[Problem details] Spot every line with the word "식중독을" and return it.

[Recorded information]
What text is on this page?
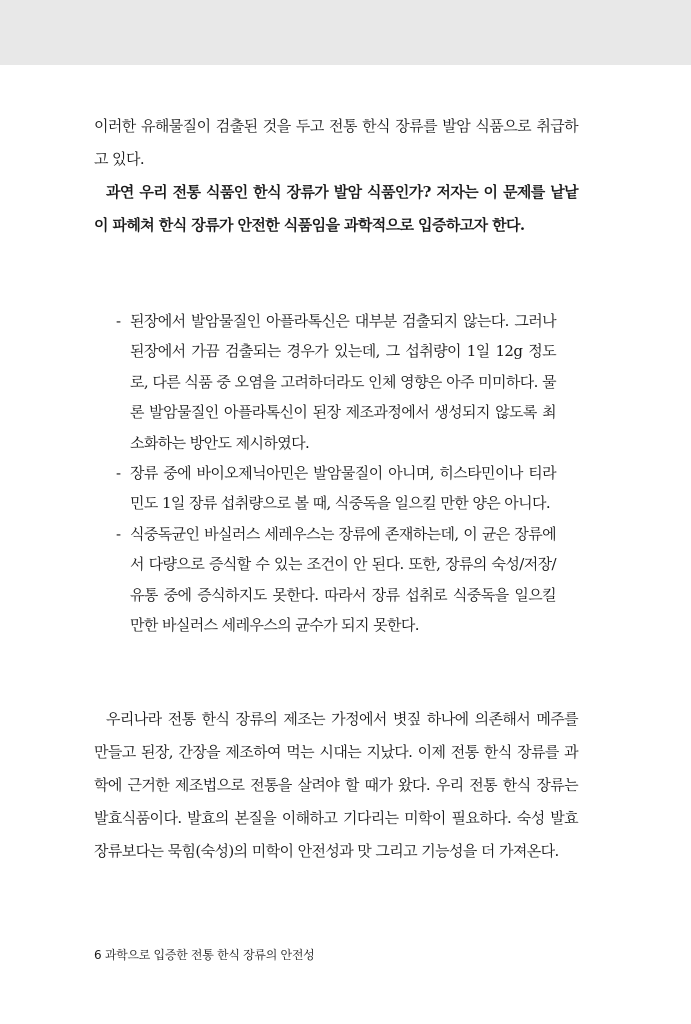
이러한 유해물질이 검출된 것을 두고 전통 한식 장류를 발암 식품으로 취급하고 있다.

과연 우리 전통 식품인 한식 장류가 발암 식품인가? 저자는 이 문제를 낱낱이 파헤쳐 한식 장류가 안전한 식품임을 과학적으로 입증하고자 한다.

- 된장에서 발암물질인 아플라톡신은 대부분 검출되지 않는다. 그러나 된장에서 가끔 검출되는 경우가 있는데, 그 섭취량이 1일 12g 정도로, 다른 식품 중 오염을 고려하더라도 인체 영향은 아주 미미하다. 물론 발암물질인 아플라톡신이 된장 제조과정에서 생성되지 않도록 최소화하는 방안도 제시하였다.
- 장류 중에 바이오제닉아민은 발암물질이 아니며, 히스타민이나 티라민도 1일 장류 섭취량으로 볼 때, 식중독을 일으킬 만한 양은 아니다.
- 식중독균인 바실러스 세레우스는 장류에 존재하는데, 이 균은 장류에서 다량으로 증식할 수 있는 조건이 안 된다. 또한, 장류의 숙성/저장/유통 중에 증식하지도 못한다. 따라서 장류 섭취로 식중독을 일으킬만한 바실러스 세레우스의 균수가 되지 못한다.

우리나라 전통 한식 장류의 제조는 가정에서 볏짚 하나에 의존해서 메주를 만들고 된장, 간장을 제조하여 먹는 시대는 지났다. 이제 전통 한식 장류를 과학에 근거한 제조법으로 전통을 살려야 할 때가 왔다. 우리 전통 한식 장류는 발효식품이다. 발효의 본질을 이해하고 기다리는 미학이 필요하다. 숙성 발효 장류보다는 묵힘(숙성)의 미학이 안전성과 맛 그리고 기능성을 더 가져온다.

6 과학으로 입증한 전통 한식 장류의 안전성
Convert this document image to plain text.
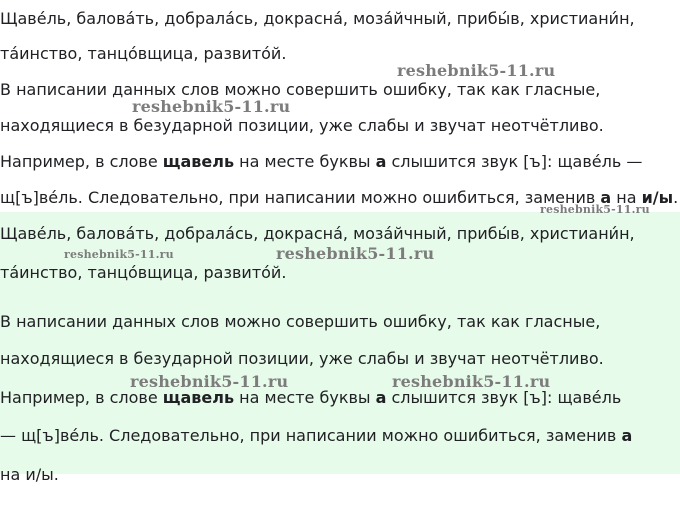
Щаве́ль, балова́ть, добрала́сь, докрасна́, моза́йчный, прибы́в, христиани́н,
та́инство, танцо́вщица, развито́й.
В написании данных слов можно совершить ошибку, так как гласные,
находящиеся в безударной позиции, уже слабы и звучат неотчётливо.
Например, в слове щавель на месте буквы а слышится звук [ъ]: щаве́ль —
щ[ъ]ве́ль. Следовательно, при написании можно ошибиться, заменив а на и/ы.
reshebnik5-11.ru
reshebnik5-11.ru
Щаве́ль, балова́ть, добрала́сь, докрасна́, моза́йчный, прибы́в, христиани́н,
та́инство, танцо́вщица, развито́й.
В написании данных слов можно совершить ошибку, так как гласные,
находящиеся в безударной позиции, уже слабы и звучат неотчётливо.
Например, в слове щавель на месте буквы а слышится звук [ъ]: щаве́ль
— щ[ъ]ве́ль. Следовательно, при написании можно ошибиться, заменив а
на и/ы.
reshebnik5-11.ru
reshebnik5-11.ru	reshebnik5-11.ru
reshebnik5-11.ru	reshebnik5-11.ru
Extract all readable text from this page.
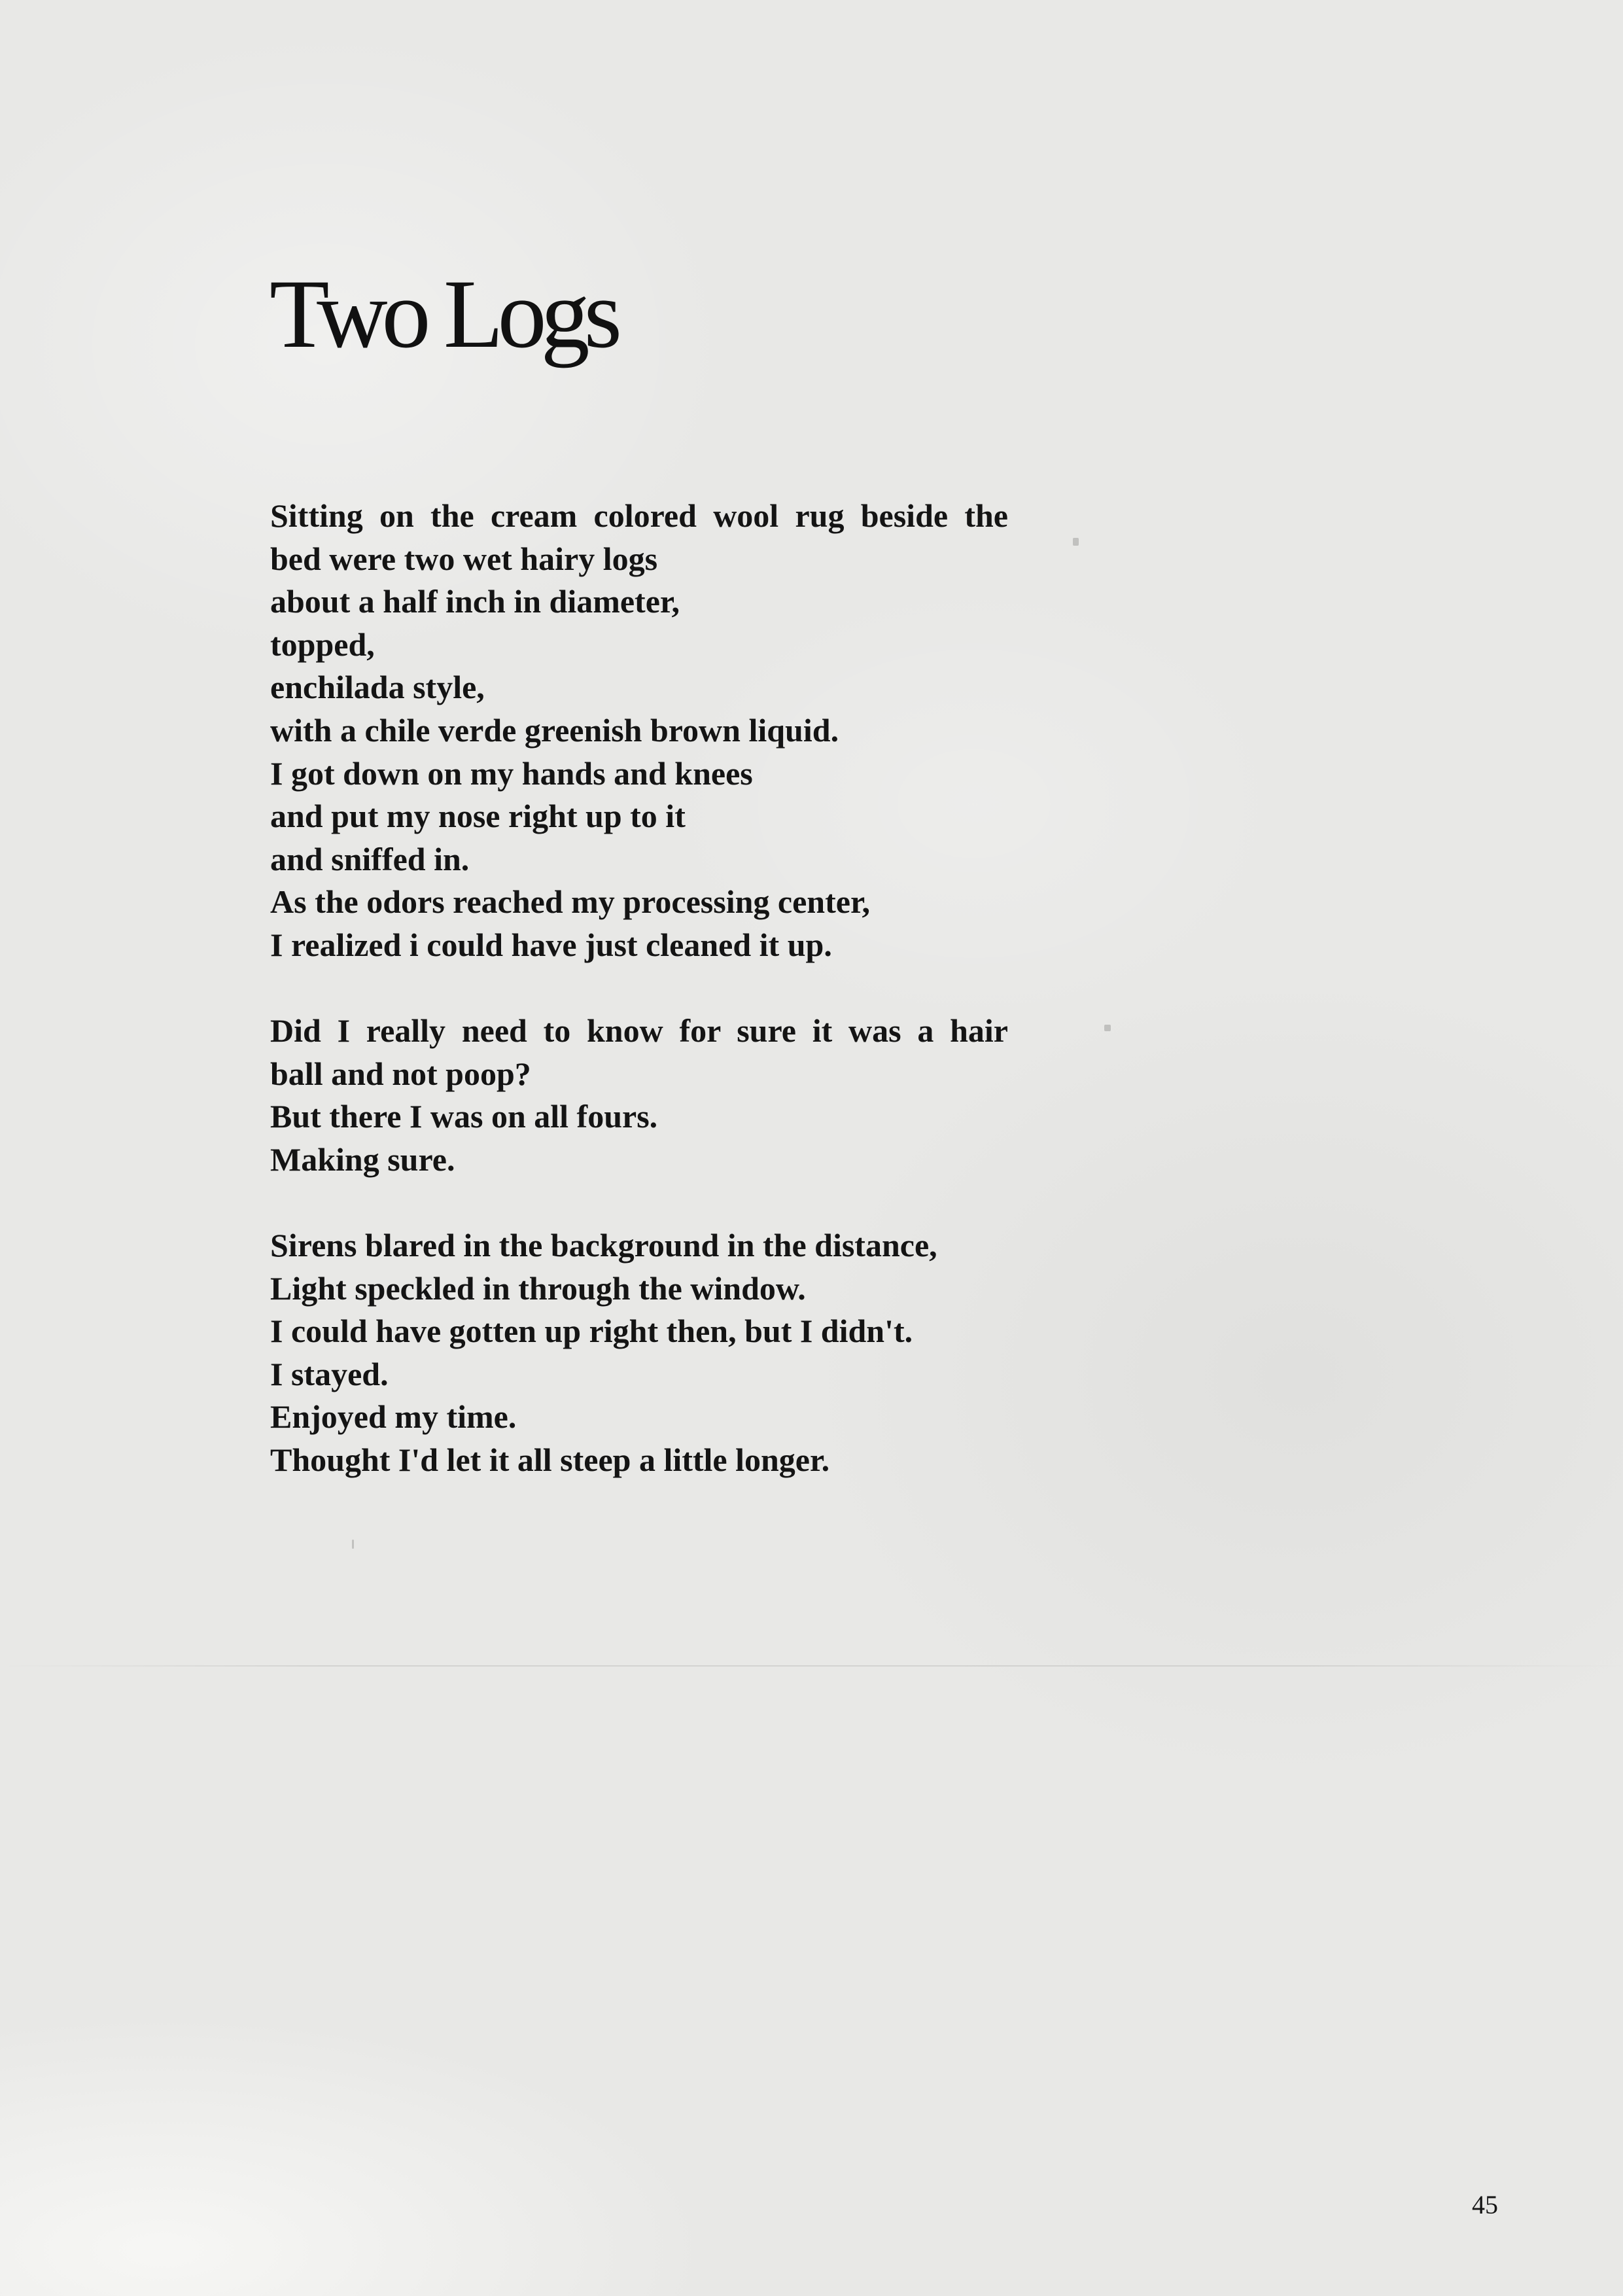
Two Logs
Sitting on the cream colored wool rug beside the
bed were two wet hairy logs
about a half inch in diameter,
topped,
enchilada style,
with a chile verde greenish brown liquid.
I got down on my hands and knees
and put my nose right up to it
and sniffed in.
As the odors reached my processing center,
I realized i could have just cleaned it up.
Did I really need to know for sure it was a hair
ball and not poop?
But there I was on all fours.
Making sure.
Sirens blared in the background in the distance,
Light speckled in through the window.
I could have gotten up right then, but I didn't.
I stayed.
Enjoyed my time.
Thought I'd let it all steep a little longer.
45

[Written solution]
- 장류 중에 바이오제닉아민은 발암물질이 아니며, 히스타민이나 티라민도 1일 장류 섭취량으로 볼 때, 식중독을 일으킬 만한 양은 아니다.
- 식중독균인 바실러스 세레우스는 장류에 존재하는데, 이 균은 장류에서 다량으로 증식할 수 있는 조건이 안 된다. 또한, 장류의 숙성/저장/유통 중에 증식하지도 못한다. 따라서 장류 섭취로 식중독을 일으킬만한 바실러스 세레우스의 균수가 되지 못한다.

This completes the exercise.